### [Material for this exercise]

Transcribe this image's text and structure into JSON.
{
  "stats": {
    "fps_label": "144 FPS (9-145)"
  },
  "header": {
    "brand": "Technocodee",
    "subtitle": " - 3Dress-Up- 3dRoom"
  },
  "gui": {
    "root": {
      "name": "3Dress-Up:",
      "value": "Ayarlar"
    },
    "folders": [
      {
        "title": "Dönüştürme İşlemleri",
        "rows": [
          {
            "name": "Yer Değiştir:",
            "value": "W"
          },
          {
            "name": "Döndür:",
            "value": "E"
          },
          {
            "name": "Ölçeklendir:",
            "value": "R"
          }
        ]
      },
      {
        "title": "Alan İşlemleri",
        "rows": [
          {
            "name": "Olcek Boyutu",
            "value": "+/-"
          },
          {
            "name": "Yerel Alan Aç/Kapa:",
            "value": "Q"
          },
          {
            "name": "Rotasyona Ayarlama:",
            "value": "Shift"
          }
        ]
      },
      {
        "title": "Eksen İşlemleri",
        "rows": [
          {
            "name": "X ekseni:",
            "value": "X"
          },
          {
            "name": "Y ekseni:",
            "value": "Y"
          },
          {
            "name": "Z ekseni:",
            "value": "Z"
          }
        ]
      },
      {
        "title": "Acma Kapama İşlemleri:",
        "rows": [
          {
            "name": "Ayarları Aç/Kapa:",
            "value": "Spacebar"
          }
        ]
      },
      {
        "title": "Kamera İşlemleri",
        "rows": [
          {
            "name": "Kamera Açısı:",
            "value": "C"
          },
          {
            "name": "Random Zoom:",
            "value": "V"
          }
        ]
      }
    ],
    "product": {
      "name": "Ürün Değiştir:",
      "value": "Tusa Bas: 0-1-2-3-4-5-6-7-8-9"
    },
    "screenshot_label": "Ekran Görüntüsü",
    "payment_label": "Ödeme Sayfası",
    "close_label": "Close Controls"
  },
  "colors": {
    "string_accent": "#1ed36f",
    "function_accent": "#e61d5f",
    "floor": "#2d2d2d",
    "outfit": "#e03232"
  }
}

### [Directions for this task]
Go through the data and return every record exactly.

### [Response]
Transcribe this image's text and structure into JSON.
{
  "stats": {
    "fps_label": "144 FPS (9-145)"
  },
  "header": {
    "brand": "Technocodee",
    "subtitle": " - 3Dress-Up- 3dRoom"
  },
  "gui": {
    "root": {
      "name": "3Dress-Up:",
      "value": "Ayarlar"
    },
    "folders": [
      {
        "title": "Dönüştürme İşlemleri",
        "rows": [
          {
            "name": "Yer Değiştir:",
            "value": "W"
          },
          {
            "name": "Döndür:",
            "value": "E"
          },
          {
            "name": "Ölçeklendir:",
            "value": "R"
          }
        ]
      },
      {
        "title": "Alan İşlemleri",
        "rows": [
          {
            "name": "Olcek Boyutu",
            "value": "+/-"
          },
          {
            "name": "Yerel Alan Aç/Kapa:",
            "value": "Q"
          },
          {
            "name": "Rotasyona Ayarlama:",
            "value": "Shift"
          }
        ]
      },
      {
        "title": "Eksen İşlemleri",
        "rows": [
          {
            "name": "X ekseni:",
            "value": "X"
          },
          {
            "name": "Y ekseni:",
            "value": "Y"
          },
          {
            "name": "Z ekseni:",
            "value": "Z"
          }
        ]
      },
      {
        "title": "Acma Kapama İşlemleri:",
        "rows": [
          {
            "name": "Ayarları Aç/Kapa:",
            "value": "Spacebar"
          }
        ]
      },
      {
        "title": "Kamera İşlemleri",
        "rows": [
          {
            "name": "Kamera Açısı:",
            "value": "C"
          },
          {
            "name": "Random Zoom:",
            "value": "V"
          }
        ]
      }
    ],
    "product": {
      "name": "Ürün Değiştir:",
      "value": "Tusa Bas: 0-1-2-3-4-5-6-7-8-9"
    },
    "screenshot_label": "Ekran Görüntüsü",
    "payment_label": "Ödeme Sayfası",
    "close_label": "Close Controls"
  },
  "colors": {
    "string_accent": "#1ed36f",
    "function_accent": "#e61d5f",
    "floor": "#2d2d2d",
    "outfit": "#e03232"
  }
}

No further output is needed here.